* Exercise objective: Make an exact copy of the records, dropping all pictures.
#### Material ####
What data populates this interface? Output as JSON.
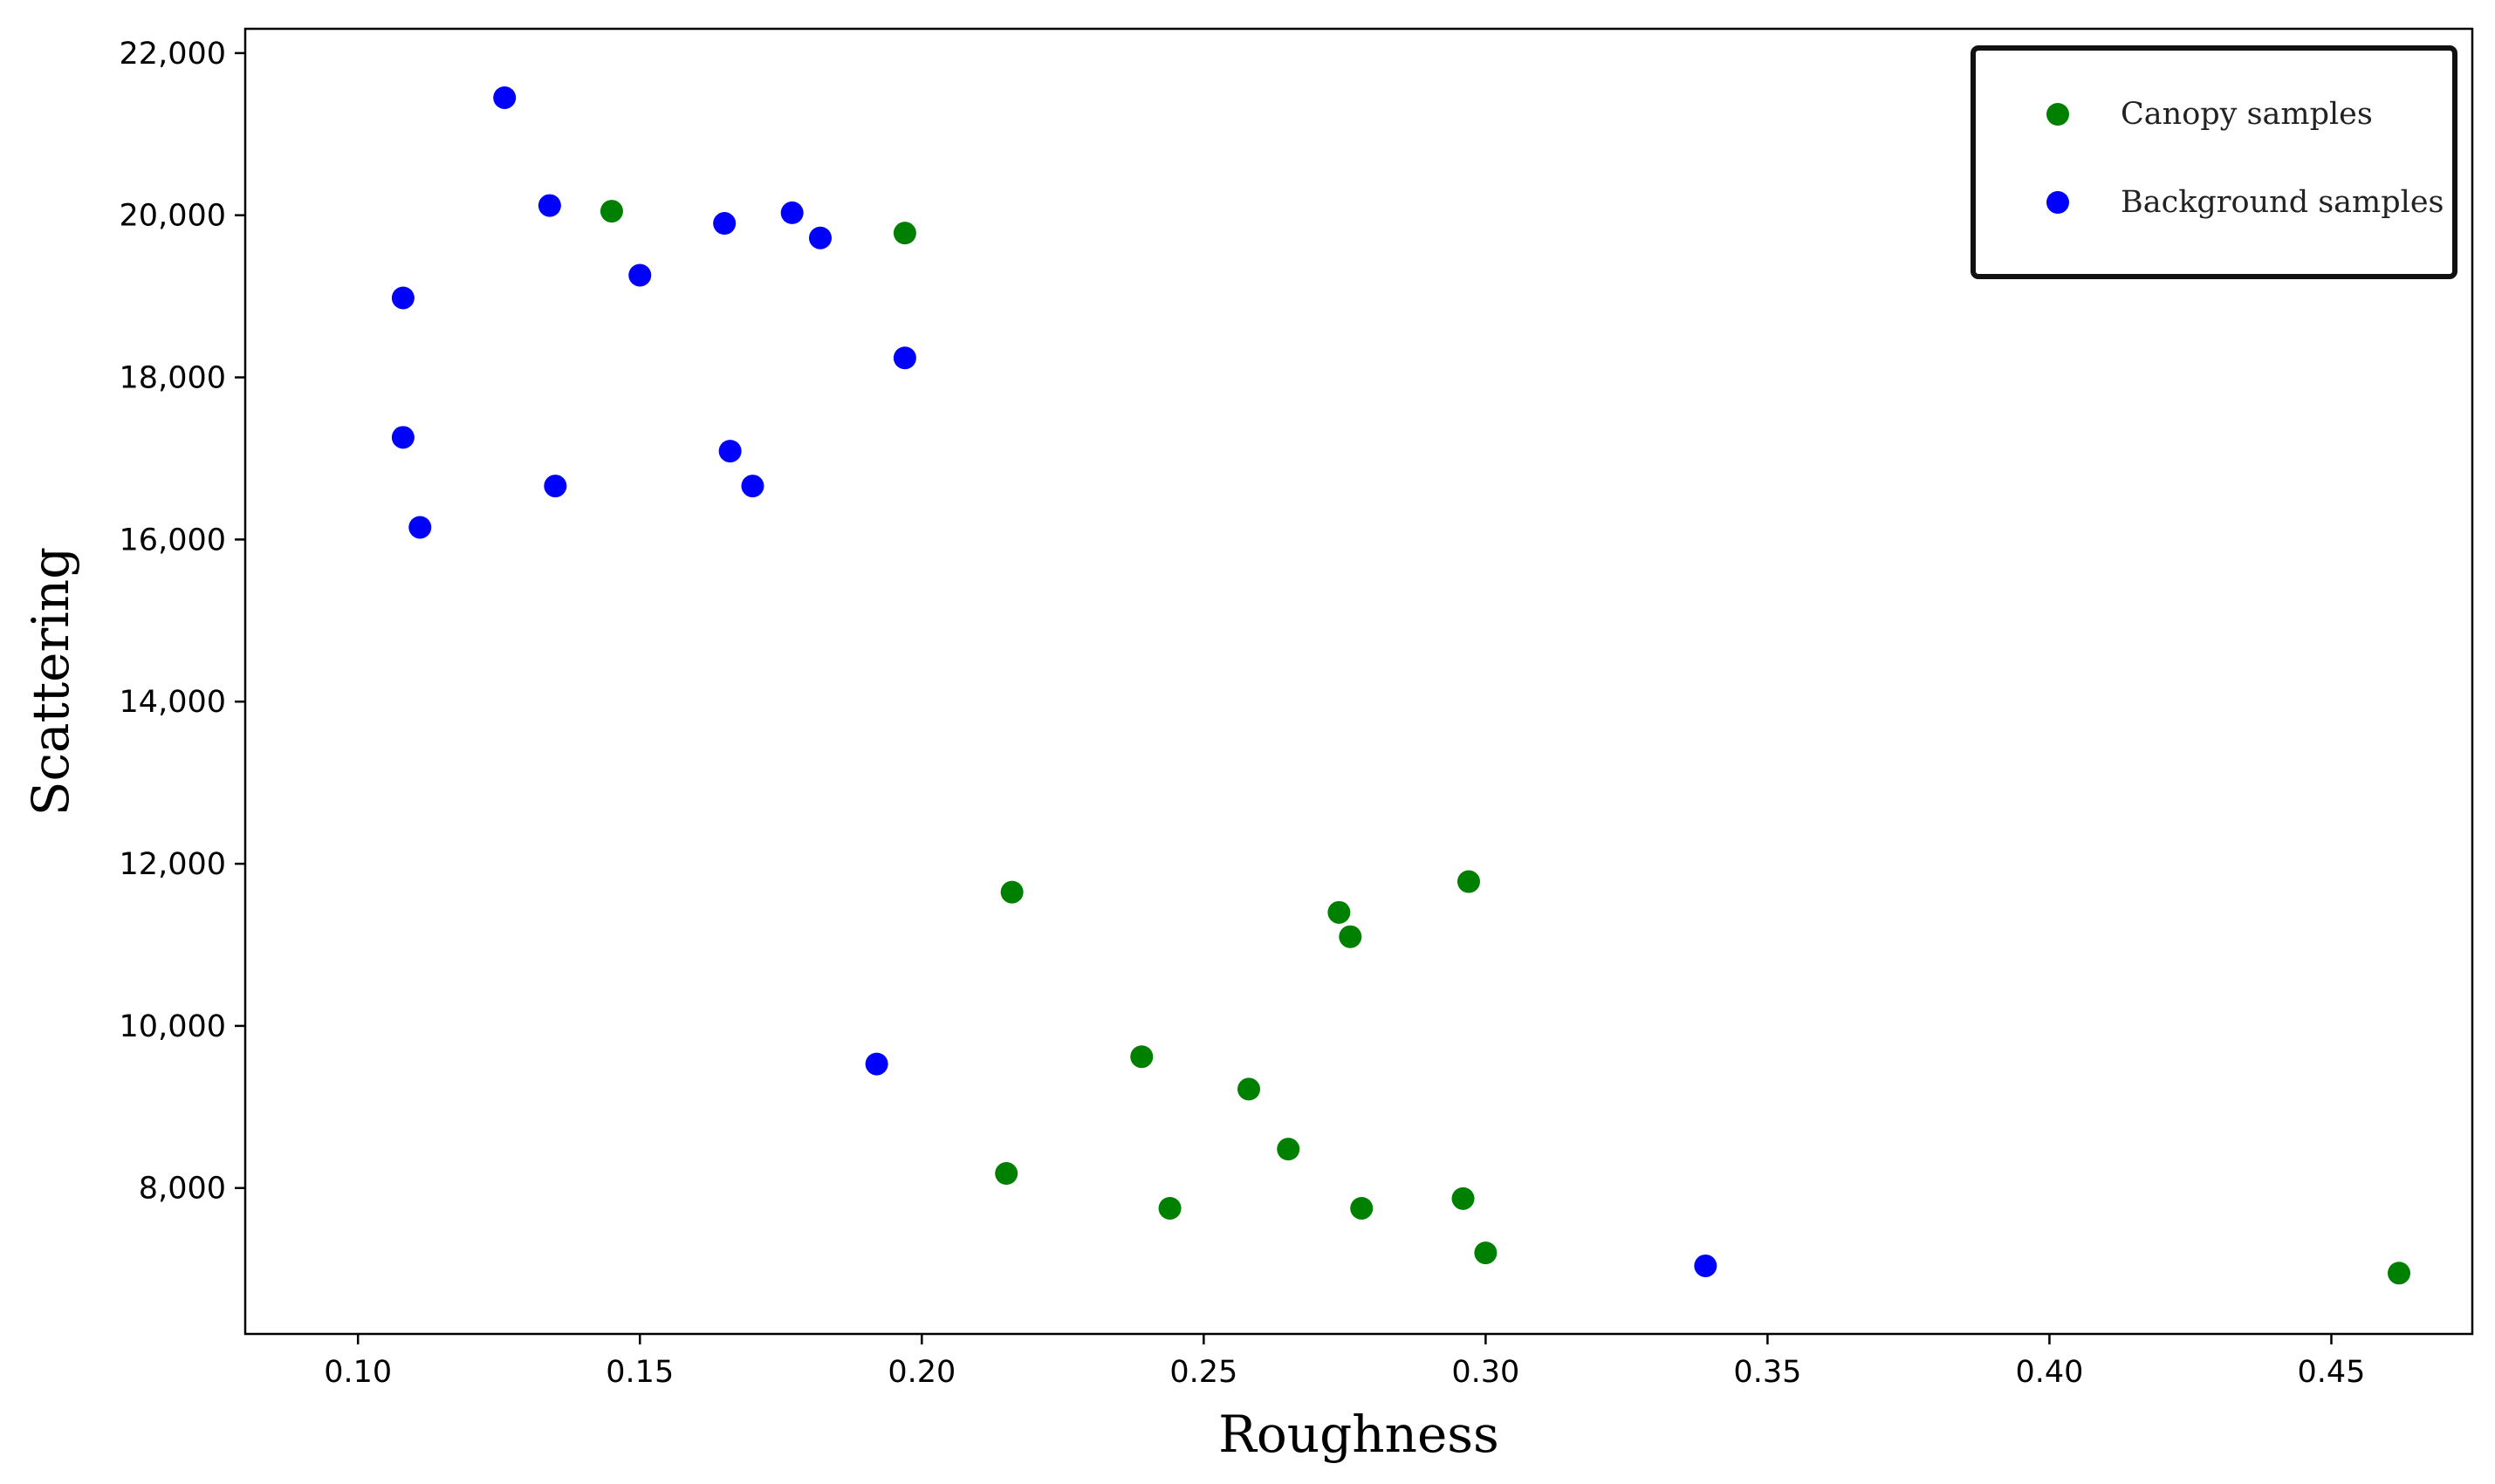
{
  "chart_data": {
    "type": "scatter",
    "title": "",
    "xlabel": "Roughness",
    "ylabel": "Scattering",
    "xlim": [
      0.08,
      0.475
    ],
    "ylim": [
      6200,
      22300
    ],
    "x_ticks": [
      0.1,
      0.15,
      0.2,
      0.25,
      0.3,
      0.35,
      0.4,
      0.45
    ],
    "x_tick_labels": [
      "0.10",
      "0.15",
      "0.20",
      "0.25",
      "0.30",
      "0.35",
      "0.40",
      "0.45"
    ],
    "y_ticks": [
      8000,
      10000,
      12000,
      14000,
      16000,
      18000,
      20000,
      22000
    ],
    "y_tick_labels": [
      "8,000",
      "10,000",
      "12,000",
      "14,000",
      "16,000",
      "18,000",
      "20,000",
      "22,000"
    ],
    "grid": false,
    "legend_position": "top-right",
    "series": [
      {
        "name": "Canopy samples",
        "color": "#008000",
        "points": [
          {
            "x": 0.145,
            "y": 20050
          },
          {
            "x": 0.197,
            "y": 19780
          },
          {
            "x": 0.216,
            "y": 11650
          },
          {
            "x": 0.297,
            "y": 11780
          },
          {
            "x": 0.274,
            "y": 11400
          },
          {
            "x": 0.276,
            "y": 11100
          },
          {
            "x": 0.239,
            "y": 9620
          },
          {
            "x": 0.258,
            "y": 9220
          },
          {
            "x": 0.265,
            "y": 8480
          },
          {
            "x": 0.215,
            "y": 8180
          },
          {
            "x": 0.244,
            "y": 7750
          },
          {
            "x": 0.278,
            "y": 7750
          },
          {
            "x": 0.296,
            "y": 7870
          },
          {
            "x": 0.3,
            "y": 7200
          },
          {
            "x": 0.462,
            "y": 6950
          }
        ]
      },
      {
        "name": "Background samples",
        "color": "#0000ff",
        "points": [
          {
            "x": 0.126,
            "y": 21450
          },
          {
            "x": 0.134,
            "y": 20120
          },
          {
            "x": 0.165,
            "y": 19900
          },
          {
            "x": 0.177,
            "y": 20030
          },
          {
            "x": 0.182,
            "y": 19720
          },
          {
            "x": 0.15,
            "y": 19260
          },
          {
            "x": 0.108,
            "y": 18980
          },
          {
            "x": 0.197,
            "y": 18240
          },
          {
            "x": 0.108,
            "y": 17260
          },
          {
            "x": 0.166,
            "y": 17090
          },
          {
            "x": 0.135,
            "y": 16660
          },
          {
            "x": 0.17,
            "y": 16660
          },
          {
            "x": 0.111,
            "y": 16150
          },
          {
            "x": 0.192,
            "y": 9530
          },
          {
            "x": 0.339,
            "y": 7040
          }
        ]
      }
    ]
  }
}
####
* Output of the exercise:
What data populates this interface? Output as JSON.
{
  "chart_data": {
    "type": "scatter",
    "title": "",
    "xlabel": "Roughness",
    "ylabel": "Scattering",
    "xlim": [
      0.08,
      0.475
    ],
    "ylim": [
      6200,
      22300
    ],
    "x_ticks": [
      0.1,
      0.15,
      0.2,
      0.25,
      0.3,
      0.35,
      0.4,
      0.45
    ],
    "x_tick_labels": [
      "0.10",
      "0.15",
      "0.20",
      "0.25",
      "0.30",
      "0.35",
      "0.40",
      "0.45"
    ],
    "y_ticks": [
      8000,
      10000,
      12000,
      14000,
      16000,
      18000,
      20000,
      22000
    ],
    "y_tick_labels": [
      "8,000",
      "10,000",
      "12,000",
      "14,000",
      "16,000",
      "18,000",
      "20,000",
      "22,000"
    ],
    "grid": false,
    "legend_position": "top-right",
    "series": [
      {
        "name": "Canopy samples",
        "color": "#008000",
        "points": [
          {
            "x": 0.145,
            "y": 20050
          },
          {
            "x": 0.197,
            "y": 19780
          },
          {
            "x": 0.216,
            "y": 11650
          },
          {
            "x": 0.297,
            "y": 11780
          },
          {
            "x": 0.274,
            "y": 11400
          },
          {
            "x": 0.276,
            "y": 11100
          },
          {
            "x": 0.239,
            "y": 9620
          },
          {
            "x": 0.258,
            "y": 9220
          },
          {
            "x": 0.265,
            "y": 8480
          },
          {
            "x": 0.215,
            "y": 8180
          },
          {
            "x": 0.244,
            "y": 7750
          },
          {
            "x": 0.278,
            "y": 7750
          },
          {
            "x": 0.296,
            "y": 7870
          },
          {
            "x": 0.3,
            "y": 7200
          },
          {
            "x": 0.462,
            "y": 6950
          }
        ]
      },
      {
        "name": "Background samples",
        "color": "#0000ff",
        "points": [
          {
            "x": 0.126,
            "y": 21450
          },
          {
            "x": 0.134,
            "y": 20120
          },
          {
            "x": 0.165,
            "y": 19900
          },
          {
            "x": 0.177,
            "y": 20030
          },
          {
            "x": 0.182,
            "y": 19720
          },
          {
            "x": 0.15,
            "y": 19260
          },
          {
            "x": 0.108,
            "y": 18980
          },
          {
            "x": 0.197,
            "y": 18240
          },
          {
            "x": 0.108,
            "y": 17260
          },
          {
            "x": 0.166,
            "y": 17090
          },
          {
            "x": 0.135,
            "y": 16660
          },
          {
            "x": 0.17,
            "y": 16660
          },
          {
            "x": 0.111,
            "y": 16150
          },
          {
            "x": 0.192,
            "y": 9530
          },
          {
            "x": 0.339,
            "y": 7040
          }
        ]
      }
    ]
  }
}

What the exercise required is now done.